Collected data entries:
★ ★ ★ ★ ★ ★ ★
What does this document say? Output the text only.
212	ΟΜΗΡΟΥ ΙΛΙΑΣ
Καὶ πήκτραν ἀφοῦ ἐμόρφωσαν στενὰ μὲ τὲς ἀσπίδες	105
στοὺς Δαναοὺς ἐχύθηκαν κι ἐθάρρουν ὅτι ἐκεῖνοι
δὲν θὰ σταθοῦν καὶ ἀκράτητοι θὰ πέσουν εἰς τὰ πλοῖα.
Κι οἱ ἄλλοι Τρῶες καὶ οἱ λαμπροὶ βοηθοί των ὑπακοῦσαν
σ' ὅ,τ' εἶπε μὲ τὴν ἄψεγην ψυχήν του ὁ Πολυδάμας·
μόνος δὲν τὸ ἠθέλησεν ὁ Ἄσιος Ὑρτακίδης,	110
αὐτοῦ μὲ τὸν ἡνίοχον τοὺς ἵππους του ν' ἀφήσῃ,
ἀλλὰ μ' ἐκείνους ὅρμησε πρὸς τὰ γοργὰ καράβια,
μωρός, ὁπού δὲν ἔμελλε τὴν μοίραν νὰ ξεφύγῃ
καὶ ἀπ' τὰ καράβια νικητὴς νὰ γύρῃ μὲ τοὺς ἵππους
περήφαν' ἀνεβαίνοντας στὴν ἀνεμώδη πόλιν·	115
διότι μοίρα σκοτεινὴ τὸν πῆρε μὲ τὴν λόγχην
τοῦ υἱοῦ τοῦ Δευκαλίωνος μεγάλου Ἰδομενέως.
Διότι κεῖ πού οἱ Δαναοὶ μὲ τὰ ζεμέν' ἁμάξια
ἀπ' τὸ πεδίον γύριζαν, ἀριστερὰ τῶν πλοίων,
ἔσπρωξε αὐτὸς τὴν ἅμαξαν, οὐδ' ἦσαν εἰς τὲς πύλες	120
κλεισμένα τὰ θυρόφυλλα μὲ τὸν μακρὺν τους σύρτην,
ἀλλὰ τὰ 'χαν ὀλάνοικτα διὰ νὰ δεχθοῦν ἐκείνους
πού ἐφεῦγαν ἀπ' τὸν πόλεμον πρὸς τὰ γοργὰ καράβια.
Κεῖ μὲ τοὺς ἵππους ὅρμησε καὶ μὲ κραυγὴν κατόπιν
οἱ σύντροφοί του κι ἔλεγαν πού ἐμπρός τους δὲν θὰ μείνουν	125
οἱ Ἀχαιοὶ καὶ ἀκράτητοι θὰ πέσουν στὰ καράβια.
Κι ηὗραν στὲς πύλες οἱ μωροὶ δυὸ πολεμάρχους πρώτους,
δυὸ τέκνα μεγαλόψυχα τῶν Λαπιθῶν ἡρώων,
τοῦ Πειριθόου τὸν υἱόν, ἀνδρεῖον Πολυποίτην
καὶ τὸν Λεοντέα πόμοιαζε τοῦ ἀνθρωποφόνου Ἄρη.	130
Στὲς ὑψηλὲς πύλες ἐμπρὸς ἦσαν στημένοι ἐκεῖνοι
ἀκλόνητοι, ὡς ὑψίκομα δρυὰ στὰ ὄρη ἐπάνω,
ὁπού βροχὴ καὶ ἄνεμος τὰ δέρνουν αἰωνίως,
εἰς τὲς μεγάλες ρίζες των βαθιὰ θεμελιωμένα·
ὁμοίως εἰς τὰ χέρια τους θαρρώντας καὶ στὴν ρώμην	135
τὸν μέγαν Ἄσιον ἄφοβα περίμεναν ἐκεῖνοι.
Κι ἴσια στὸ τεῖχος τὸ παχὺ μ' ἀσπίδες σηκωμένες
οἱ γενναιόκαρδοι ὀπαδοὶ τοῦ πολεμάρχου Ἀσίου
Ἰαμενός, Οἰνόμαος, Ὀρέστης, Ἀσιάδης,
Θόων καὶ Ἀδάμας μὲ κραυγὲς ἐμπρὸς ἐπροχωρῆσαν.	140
★ ★ ★ ★ ★ ★ ★
Reproduce the complete set of lines precisely as supplied.

What does this document say? Output the text only.
212	ΟΜΗΡΟΥ ΙΛΙΑΣ
Καὶ πήκτραν ἀφοῦ ἐμόρφωσαν στενὰ μὲ τὲς ἀσπίδες	105
στοὺς Δαναοὺς ἐχύθηκαν κι ἐθάρρουν ὅτι ἐκεῖνοι
δὲν θὰ σταθοῦν καὶ ἀκράτητοι θὰ πέσουν εἰς τὰ πλοῖα.
Κι οἱ ἄλλοι Τρῶες καὶ οἱ λαμπροὶ βοηθοί των ὑπακοῦσαν
σ' ὅ,τ' εἶπε μὲ τὴν ἄψεγην ψυχήν του ὁ Πολυδάμας·
μόνος δὲν τὸ ἠθέλησεν ὁ Ἄσιος Ὑρτακίδης,	110
αὐτοῦ μὲ τὸν ἡνίοχον τοὺς ἵππους του ν' ἀφήσῃ,
ἀλλὰ μ' ἐκείνους ὅρμησε πρὸς τὰ γοργὰ καράβια,
μωρός, ὁπού δὲν ἔμελλε τὴν μοίραν νὰ ξεφύγῃ
καὶ ἀπ' τὰ καράβια νικητὴς νὰ γύρῃ μὲ τοὺς ἵππους
περήφαν' ἀνεβαίνοντας στὴν ἀνεμώδη πόλιν·	115
διότι μοίρα σκοτεινὴ τὸν πῆρε μὲ τὴν λόγχην
τοῦ υἱοῦ τοῦ Δευκαλίωνος μεγάλου Ἰδομενέως.
Διότι κεῖ πού οἱ Δαναοὶ μὲ τὰ ζεμέν' ἁμάξια
ἀπ' τὸ πεδίον γύριζαν, ἀριστερὰ τῶν πλοίων,
ἔσπρωξε αὐτὸς τὴν ἅμαξαν, οὐδ' ἦσαν εἰς τὲς πύλες	120
κλεισμένα τὰ θυρόφυλλα μὲ τὸν μακρὺν τους σύρτην,
ἀλλὰ τὰ 'χαν ὀλάνοικτα διὰ νὰ δεχθοῦν ἐκείνους
πού ἐφεῦγαν ἀπ' τὸν πόλεμον πρὸς τὰ γοργὰ καράβια.
Κεῖ μὲ τοὺς ἵππους ὅρμησε καὶ μὲ κραυγὴν κατόπιν
οἱ σύντροφοί του κι ἔλεγαν πού ἐμπρός τους δὲν θὰ μείνουν	125
οἱ Ἀχαιοὶ καὶ ἀκράτητοι θὰ πέσουν στὰ καράβια.
Κι ηὗραν στὲς πύλες οἱ μωροὶ δυὸ πολεμάρχους πρώτους,
δυὸ τέκνα μεγαλόψυχα τῶν Λαπιθῶν ἡρώων,
τοῦ Πειριθόου τὸν υἱόν, ἀνδρεῖον Πολυποίτην
καὶ τὸν Λεοντέα πόμοιαζε τοῦ ἀνθρωποφόνου Ἄρη.	130
Στὲς ὑψηλὲς πύλες ἐμπρὸς ἦσαν στημένοι ἐκεῖνοι
ἀκλόνητοι, ὡς ὑψίκομα δρυὰ στὰ ὄρη ἐπάνω,
ὁπού βροχὴ καὶ ἄνεμος τὰ δέρνουν αἰωνίως,
εἰς τὲς μεγάλες ρίζες των βαθιὰ θεμελιωμένα·
ὁμοίως εἰς τὰ χέρια τους θαρρώντας καὶ στὴν ρώμην	135
τὸν μέγαν Ἄσιον ἄφοβα περίμεναν ἐκεῖνοι.
Κι ἴσια στὸ τεῖχος τὸ παχὺ μ' ἀσπίδες σηκωμένες
οἱ γενναιόκαρδοι ὀπαδοὶ τοῦ πολεμάρχου Ἀσίου
Ἰαμενός, Οἰνόμαος, Ὀρέστης, Ἀσιάδης,
Θόων καὶ Ἀδάμας μὲ κραυγὲς ἐμπρὸς ἐπροχωρῆσαν.	140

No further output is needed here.